**Material provided:**
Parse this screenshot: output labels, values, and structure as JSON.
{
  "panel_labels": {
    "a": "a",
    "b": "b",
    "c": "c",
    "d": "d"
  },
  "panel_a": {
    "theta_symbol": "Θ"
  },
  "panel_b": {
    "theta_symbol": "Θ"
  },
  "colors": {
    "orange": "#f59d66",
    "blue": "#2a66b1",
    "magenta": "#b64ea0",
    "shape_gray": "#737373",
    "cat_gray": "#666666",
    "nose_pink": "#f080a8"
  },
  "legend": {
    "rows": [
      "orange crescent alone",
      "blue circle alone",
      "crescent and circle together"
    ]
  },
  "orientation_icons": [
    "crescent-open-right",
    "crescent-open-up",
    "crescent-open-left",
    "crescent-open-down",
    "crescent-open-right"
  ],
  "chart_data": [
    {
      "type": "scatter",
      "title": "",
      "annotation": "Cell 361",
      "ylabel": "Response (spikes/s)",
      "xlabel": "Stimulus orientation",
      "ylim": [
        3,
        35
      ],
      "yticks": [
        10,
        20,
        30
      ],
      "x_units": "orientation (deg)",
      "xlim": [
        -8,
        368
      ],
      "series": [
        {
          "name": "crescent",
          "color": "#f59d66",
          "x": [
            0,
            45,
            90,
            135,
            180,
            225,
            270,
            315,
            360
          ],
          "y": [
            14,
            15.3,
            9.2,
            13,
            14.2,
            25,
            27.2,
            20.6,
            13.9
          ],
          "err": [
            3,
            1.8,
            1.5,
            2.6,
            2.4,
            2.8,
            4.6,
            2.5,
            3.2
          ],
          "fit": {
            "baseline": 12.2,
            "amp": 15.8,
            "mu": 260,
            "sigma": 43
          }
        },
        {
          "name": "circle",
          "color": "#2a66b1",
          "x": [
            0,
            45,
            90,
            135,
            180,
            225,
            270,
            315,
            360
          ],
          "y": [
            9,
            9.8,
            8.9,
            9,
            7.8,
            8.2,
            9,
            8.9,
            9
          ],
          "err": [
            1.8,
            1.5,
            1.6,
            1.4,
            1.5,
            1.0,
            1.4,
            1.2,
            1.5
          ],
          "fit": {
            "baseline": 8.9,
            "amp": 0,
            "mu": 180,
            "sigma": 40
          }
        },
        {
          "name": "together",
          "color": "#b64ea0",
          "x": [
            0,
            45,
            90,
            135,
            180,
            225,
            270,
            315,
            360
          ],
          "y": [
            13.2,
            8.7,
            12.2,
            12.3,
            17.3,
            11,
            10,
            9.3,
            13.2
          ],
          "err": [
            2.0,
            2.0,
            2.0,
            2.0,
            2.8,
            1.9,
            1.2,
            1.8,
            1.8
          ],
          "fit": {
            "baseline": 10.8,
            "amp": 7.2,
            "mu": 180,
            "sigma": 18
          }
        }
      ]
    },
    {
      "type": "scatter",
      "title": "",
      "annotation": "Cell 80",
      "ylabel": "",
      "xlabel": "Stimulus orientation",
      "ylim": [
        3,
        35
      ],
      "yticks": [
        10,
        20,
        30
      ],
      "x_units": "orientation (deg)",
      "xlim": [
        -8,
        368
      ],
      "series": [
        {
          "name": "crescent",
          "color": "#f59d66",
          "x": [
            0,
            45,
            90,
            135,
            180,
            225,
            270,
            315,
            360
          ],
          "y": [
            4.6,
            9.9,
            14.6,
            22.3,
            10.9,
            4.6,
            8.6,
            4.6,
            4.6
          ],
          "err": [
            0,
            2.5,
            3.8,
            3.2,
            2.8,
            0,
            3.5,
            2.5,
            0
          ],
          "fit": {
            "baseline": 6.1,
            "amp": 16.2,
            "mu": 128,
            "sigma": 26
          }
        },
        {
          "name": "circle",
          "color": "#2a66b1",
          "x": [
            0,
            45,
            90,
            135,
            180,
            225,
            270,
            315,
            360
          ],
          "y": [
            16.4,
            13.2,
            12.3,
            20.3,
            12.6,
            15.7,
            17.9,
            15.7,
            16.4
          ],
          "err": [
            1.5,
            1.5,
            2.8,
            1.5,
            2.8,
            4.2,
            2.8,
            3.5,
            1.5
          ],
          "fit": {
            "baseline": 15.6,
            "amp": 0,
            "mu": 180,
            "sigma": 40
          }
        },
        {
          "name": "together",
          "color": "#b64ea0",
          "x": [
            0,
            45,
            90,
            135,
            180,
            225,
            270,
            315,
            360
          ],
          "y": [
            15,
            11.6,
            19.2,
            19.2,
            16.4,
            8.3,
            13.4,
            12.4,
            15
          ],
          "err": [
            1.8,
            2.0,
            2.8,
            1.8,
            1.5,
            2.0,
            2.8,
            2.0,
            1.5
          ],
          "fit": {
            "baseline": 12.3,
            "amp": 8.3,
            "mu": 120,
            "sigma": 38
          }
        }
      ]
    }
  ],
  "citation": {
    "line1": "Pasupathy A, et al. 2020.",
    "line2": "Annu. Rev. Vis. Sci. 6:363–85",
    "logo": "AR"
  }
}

**Problem to work on:** Show every line from the entries above in which the word "baseline" appears.

**Exercise response:**
            "baseline": 12.2,
            "baseline": 8.9,
            "baseline": 10.8,
            "baseline": 6.1,
            "baseline": 15.6,
            "baseline": 12.3,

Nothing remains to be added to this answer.